Write out the entries again exactly as they are given.
-------- Information supplied --------
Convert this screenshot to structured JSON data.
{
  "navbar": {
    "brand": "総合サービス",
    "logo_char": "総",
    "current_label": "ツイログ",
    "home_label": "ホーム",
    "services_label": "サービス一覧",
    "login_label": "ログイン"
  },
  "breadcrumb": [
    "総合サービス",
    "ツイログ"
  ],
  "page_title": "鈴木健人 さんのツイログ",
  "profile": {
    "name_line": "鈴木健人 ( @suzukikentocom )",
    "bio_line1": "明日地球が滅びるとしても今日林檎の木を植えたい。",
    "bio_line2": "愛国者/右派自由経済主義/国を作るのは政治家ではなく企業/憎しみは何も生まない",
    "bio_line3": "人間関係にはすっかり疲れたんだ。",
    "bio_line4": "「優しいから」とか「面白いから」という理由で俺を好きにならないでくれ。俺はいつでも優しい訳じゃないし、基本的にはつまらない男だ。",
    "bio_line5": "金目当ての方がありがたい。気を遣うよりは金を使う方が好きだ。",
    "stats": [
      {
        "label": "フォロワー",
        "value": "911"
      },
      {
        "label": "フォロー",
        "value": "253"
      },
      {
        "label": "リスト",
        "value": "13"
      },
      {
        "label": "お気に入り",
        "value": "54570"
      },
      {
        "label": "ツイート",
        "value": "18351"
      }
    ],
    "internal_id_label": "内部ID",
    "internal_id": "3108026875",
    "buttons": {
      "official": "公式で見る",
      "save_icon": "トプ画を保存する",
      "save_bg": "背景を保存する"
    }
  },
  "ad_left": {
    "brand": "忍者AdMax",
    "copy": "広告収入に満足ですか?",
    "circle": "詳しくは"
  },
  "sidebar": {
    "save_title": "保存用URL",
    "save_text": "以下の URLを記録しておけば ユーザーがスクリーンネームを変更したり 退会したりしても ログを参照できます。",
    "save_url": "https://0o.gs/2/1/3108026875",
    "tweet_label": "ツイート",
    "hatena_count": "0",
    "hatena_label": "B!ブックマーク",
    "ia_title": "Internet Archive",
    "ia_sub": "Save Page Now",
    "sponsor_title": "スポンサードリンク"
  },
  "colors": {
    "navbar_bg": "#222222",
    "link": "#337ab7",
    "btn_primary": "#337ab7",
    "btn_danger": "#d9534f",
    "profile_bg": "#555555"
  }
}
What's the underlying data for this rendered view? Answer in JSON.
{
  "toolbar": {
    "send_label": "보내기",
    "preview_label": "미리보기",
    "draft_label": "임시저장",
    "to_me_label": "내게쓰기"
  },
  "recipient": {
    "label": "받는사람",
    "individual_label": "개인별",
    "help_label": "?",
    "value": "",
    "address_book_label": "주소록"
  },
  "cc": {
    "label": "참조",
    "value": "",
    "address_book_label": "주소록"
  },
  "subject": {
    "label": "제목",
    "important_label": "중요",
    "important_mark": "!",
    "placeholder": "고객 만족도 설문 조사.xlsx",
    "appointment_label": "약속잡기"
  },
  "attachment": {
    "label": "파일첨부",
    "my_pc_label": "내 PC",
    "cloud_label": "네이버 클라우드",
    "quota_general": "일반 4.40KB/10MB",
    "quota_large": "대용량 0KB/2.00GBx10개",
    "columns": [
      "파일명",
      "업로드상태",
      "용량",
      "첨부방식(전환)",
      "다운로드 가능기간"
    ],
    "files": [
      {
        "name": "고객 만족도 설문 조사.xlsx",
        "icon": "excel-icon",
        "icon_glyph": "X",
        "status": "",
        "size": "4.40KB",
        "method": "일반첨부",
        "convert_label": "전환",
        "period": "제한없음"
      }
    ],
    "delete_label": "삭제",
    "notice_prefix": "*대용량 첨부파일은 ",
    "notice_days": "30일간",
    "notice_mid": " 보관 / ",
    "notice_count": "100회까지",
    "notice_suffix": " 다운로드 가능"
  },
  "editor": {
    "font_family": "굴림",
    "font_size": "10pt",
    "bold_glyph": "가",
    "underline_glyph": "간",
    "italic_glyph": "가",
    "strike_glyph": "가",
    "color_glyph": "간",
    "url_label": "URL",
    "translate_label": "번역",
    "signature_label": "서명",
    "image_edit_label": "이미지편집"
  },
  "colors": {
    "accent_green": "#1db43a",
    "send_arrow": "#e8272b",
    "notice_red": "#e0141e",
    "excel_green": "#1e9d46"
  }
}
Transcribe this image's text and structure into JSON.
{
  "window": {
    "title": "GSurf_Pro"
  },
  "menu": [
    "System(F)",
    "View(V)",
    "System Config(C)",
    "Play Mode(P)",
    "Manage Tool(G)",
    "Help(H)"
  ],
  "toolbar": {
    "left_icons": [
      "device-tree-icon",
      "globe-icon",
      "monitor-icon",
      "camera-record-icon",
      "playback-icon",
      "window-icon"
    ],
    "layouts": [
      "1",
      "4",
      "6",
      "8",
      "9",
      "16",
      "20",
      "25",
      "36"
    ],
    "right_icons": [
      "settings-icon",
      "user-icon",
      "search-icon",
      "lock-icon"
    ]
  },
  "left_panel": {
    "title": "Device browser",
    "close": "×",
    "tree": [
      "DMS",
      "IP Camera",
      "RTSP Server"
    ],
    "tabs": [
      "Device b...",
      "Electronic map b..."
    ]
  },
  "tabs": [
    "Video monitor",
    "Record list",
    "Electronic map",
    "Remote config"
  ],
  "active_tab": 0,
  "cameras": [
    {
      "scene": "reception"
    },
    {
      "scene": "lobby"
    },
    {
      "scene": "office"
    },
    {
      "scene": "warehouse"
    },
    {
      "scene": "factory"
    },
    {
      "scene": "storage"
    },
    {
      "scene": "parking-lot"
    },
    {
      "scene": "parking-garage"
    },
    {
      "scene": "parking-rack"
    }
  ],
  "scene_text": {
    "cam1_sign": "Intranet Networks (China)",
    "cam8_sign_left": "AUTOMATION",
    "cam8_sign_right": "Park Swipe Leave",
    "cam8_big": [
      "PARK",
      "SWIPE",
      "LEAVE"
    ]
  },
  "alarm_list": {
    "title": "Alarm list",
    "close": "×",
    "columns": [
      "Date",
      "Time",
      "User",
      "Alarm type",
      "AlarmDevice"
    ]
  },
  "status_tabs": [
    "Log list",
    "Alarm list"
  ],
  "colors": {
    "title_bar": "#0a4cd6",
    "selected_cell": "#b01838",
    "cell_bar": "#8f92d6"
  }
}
--------
• _Final result_:
Convert this screenshot to structured JSON data.
{
  "navbar": {
    "brand": "総合サービス",
    "logo_char": "総",
    "current_label": "ツイログ",
    "home_label": "ホーム",
    "services_label": "サービス一覧",
    "login_label": "ログイン"
  },
  "breadcrumb": [
    "総合サービス",
    "ツイログ"
  ],
  "page_title": "鈴木健人 さんのツイログ",
  "profile": {
    "name_line": "鈴木健人 ( @suzukikentocom )",
    "bio_line1": "明日地球が滅びるとしても今日林檎の木を植えたい。",
    "bio_line2": "愛国者/右派自由経済主義/国を作るのは政治家ではなく企業/憎しみは何も生まない",
    "bio_line3": "人間関係にはすっかり疲れたんだ。",
    "bio_line4": "「優しいから」とか「面白いから」という理由で俺を好きにならないでくれ。俺はいつでも優しい訳じゃないし、基本的にはつまらない男だ。",
    "bio_line5": "金目当ての方がありがたい。気を遣うよりは金を使う方が好きだ。",
    "stats": [
      {
        "label": "フォロワー",
        "value": "911"
      },
      {
        "label": "フォロー",
        "value": "253"
      },
      {
        "label": "リスト",
        "value": "13"
      },
      {
        "label": "お気に入り",
        "value": "54570"
      },
      {
        "label": "ツイート",
        "value": "18351"
      }
    ],
    "internal_id_label": "内部ID",
    "internal_id": "3108026875",
    "buttons": {
      "official": "公式で見る",
      "save_icon": "トプ画を保存する",
      "save_bg": "背景を保存する"
    }
  },
  "ad_left": {
    "brand": "忍者AdMax",
    "copy": "広告収入に満足ですか?",
    "circle": "詳しくは"
  },
  "sidebar": {
    "save_title": "保存用URL",
    "save_text": "以下の URLを記録しておけば ユーザーがスクリーンネームを変更したり 退会したりしても ログを参照できます。",
    "save_url": "https://0o.gs/2/1/3108026875",
    "tweet_label": "ツイート",
    "hatena_count": "0",
    "hatena_label": "B!ブックマーク",
    "ia_title": "Internet Archive",
    "ia_sub": "Save Page Now",
    "sponsor_title": "スポンサードリンク"
  },
  "colors": {
    "navbar_bg": "#222222",
    "link": "#337ab7",
    "btn_primary": "#337ab7",
    "btn_danger": "#d9534f",
    "profile_bg": "#555555"
  }
}
What's the underlying data for this rendered view? Answer in JSON.
{
  "toolbar": {
    "send_label": "보내기",
    "preview_label": "미리보기",
    "draft_label": "임시저장",
    "to_me_label": "내게쓰기"
  },
  "recipient": {
    "label": "받는사람",
    "individual_label": "개인별",
    "help_label": "?",
    "value": "",
    "address_book_label": "주소록"
  },
  "cc": {
    "label": "참조",
    "value": "",
    "address_book_label": "주소록"
  },
  "subject": {
    "label": "제목",
    "important_label": "중요",
    "important_mark": "!",
    "placeholder": "고객 만족도 설문 조사.xlsx",
    "appointment_label": "약속잡기"
  },
  "attachment": {
    "label": "파일첨부",
    "my_pc_label": "내 PC",
    "cloud_label": "네이버 클라우드",
    "quota_general": "일반 4.40KB/10MB",
    "quota_large": "대용량 0KB/2.00GBx10개",
    "columns": [
      "파일명",
      "업로드상태",
      "용량",
      "첨부방식(전환)",
      "다운로드 가능기간"
    ],
    "files": [
      {
        "name": "고객 만족도 설문 조사.xlsx",
        "icon": "excel-icon",
        "icon_glyph": "X",
        "status": "",
        "size": "4.40KB",
        "method": "일반첨부",
        "convert_label": "전환",
        "period": "제한없음"
      }
    ],
    "delete_label": "삭제",
    "notice_prefix": "*대용량 첨부파일은 ",
    "notice_days": "30일간",
    "notice_mid": " 보관 / ",
    "notice_count": "100회까지",
    "notice_suffix": " 다운로드 가능"
  },
  "editor": {
    "font_family": "굴림",
    "font_size": "10pt",
    "bold_glyph": "가",
    "underline_glyph": "간",
    "italic_glyph": "가",
    "strike_glyph": "가",
    "color_glyph": "간",
    "url_label": "URL",
    "translate_label": "번역",
    "signature_label": "서명",
    "image_edit_label": "이미지편집"
  },
  "colors": {
    "accent_green": "#1db43a",
    "send_arrow": "#e8272b",
    "notice_red": "#e0141e",
    "excel_green": "#1e9d46"
  }
}
Transcribe this image's text and structure into JSON.
{
  "window": {
    "title": "GSurf_Pro"
  },
  "menu": [
    "System(F)",
    "View(V)",
    "System Config(C)",
    "Play Mode(P)",
    "Manage Tool(G)",
    "Help(H)"
  ],
  "toolbar": {
    "left_icons": [
      "device-tree-icon",
      "globe-icon",
      "monitor-icon",
      "camera-record-icon",
      "playback-icon",
      "window-icon"
    ],
    "layouts": [
      "1",
      "4",
      "6",
      "8",
      "9",
      "16",
      "20",
      "25",
      "36"
    ],
    "right_icons": [
      "settings-icon",
      "user-icon",
      "search-icon",
      "lock-icon"
    ]
  },
  "left_panel": {
    "title": "Device browser",
    "close": "×",
    "tree": [
      "DMS",
      "IP Camera",
      "RTSP Server"
    ],
    "tabs": [
      "Device b...",
      "Electronic map b..."
    ]
  },
  "tabs": [
    "Video monitor",
    "Record list",
    "Electronic map",
    "Remote config"
  ],
  "active_tab": 0,
  "cameras": [
    {
      "scene": "reception"
    },
    {
      "scene": "lobby"
    },
    {
      "scene": "office"
    },
    {
      "scene": "warehouse"
    },
    {
      "scene": "factory"
    },
    {
      "scene": "storage"
    },
    {
      "scene": "parking-lot"
    },
    {
      "scene": "parking-garage"
    },
    {
      "scene": "parking-rack"
    }
  ],
  "scene_text": {
    "cam1_sign": "Intranet Networks (China)",
    "cam8_sign_left": "AUTOMATION",
    "cam8_sign_right": "Park Swipe Leave",
    "cam8_big": [
      "PARK",
      "SWIPE",
      "LEAVE"
    ]
  },
  "alarm_list": {
    "title": "Alarm list",
    "close": "×",
    "columns": [
      "Date",
      "Time",
      "User",
      "Alarm type",
      "AlarmDevice"
    ]
  },
  "status_tabs": [
    "Log list",
    "Alarm list"
  ],
  "colors": {
    "title_bar": "#0a4cd6",
    "selected_cell": "#b01838",
    "cell_bar": "#8f92d6"
  }
}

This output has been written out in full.